(Given data)
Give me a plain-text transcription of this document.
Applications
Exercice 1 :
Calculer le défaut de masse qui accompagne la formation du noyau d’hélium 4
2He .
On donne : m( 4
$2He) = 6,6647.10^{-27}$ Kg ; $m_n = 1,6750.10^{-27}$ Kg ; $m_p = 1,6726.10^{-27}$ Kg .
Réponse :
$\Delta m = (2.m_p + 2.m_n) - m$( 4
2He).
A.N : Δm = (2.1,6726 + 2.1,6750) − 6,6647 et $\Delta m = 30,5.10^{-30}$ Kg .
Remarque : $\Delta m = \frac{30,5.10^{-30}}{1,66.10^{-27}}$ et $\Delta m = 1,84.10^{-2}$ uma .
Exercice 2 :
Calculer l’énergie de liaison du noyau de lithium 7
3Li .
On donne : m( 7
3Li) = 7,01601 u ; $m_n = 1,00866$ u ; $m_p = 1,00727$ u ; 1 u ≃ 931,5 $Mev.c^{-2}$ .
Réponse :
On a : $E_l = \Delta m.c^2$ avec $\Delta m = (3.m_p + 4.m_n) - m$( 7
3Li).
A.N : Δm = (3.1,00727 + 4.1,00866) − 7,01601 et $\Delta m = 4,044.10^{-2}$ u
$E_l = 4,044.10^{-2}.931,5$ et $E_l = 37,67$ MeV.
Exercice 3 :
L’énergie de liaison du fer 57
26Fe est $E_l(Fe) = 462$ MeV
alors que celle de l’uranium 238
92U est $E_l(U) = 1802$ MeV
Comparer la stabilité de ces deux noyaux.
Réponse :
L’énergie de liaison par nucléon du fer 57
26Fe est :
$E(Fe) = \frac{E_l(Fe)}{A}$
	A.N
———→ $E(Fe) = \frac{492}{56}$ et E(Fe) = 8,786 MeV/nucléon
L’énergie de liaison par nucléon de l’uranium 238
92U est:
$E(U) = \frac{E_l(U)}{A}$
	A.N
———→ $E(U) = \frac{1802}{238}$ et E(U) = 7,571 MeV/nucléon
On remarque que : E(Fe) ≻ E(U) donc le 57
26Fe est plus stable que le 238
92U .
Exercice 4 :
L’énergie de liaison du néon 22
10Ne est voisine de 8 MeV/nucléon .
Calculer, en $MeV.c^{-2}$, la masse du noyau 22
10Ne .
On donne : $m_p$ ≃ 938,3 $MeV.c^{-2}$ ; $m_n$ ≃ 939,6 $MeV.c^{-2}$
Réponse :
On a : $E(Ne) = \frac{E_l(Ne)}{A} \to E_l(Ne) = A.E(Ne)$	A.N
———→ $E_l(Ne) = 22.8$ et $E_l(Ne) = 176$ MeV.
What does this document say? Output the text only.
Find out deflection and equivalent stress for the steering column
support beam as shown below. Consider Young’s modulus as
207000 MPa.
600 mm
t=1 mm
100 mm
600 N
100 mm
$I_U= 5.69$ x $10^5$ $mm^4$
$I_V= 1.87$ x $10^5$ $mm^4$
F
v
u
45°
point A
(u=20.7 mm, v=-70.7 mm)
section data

(Stated problem)
Print the listing above in its entirety, with every line exact.

(Exercise response)
Give me a plain-text transcription of this document.
Applications
Exercice 1 :
Calculer le défaut de masse qui accompagne la formation du noyau d’hélium 4
2He .
On donne : m( 4
$2He) = 6,6647.10^{-27}$ Kg ; $m_n = 1,6750.10^{-27}$ Kg ; $m_p = 1,6726.10^{-27}$ Kg .
Réponse :
$\Delta m = (2.m_p + 2.m_n) - m$( 4
2He).
A.N : Δm = (2.1,6726 + 2.1,6750) − 6,6647 et $\Delta m = 30,5.10^{-30}$ Kg .
Remarque : $\Delta m = \frac{30,5.10^{-30}}{1,66.10^{-27}}$ et $\Delta m = 1,84.10^{-2}$ uma .
Exercice 2 :
Calculer l’énergie de liaison du noyau de lithium 7
3Li .
On donne : m( 7
3Li) = 7,01601 u ; $m_n = 1,00866$ u ; $m_p = 1,00727$ u ; 1 u ≃ 931,5 $Mev.c^{-2}$ .
Réponse :
On a : $E_l = \Delta m.c^2$ avec $\Delta m = (3.m_p + 4.m_n) - m$( 7
3Li).
A.N : Δm = (3.1,00727 + 4.1,00866) − 7,01601 et $\Delta m = 4,044.10^{-2}$ u
$E_l = 4,044.10^{-2}.931,5$ et $E_l = 37,67$ MeV.
Exercice 3 :
L’énergie de liaison du fer 57
26Fe est $E_l(Fe) = 462$ MeV
alors que celle de l’uranium 238
92U est $E_l(U) = 1802$ MeV
Comparer la stabilité de ces deux noyaux.
Réponse :
L’énergie de liaison par nucléon du fer 57
26Fe est :
$E(Fe) = \frac{E_l(Fe)}{A}$
	A.N
———→ $E(Fe) = \frac{492}{56}$ et E(Fe) = 8,786 MeV/nucléon
L’énergie de liaison par nucléon de l’uranium 238
92U est:
$E(U) = \frac{E_l(U)}{A}$
	A.N
———→ $E(U) = \frac{1802}{238}$ et E(U) = 7,571 MeV/nucléon
On remarque que : E(Fe) ≻ E(U) donc le 57
26Fe est plus stable que le 238
92U .
Exercice 4 :
L’énergie de liaison du néon 22
10Ne est voisine de 8 MeV/nucléon .
Calculer, en $MeV.c^{-2}$, la masse du noyau 22
10Ne .
On donne : $m_p$ ≃ 938,3 $MeV.c^{-2}$ ; $m_n$ ≃ 939,6 $MeV.c^{-2}$
Réponse :
On a : $E(Ne) = \frac{E_l(Ne)}{A} \to E_l(Ne) = A.E(Ne)$	A.N
———→ $E_l(Ne) = 22.8$ et $E_l(Ne) = 176$ MeV.
What does this document say? Output the text only.
Find out deflection and equivalent stress for the steering column
support beam as shown below. Consider Young’s modulus as
207000 MPa.
600 mm
t=1 mm
100 mm
600 N
100 mm
$I_U= 5.69$ x $10^5$ $mm^4$
$I_V= 1.87$ x $10^5$ $mm^4$
F
v
u
45°
point A
(u=20.7 mm, v=-70.7 mm)
section data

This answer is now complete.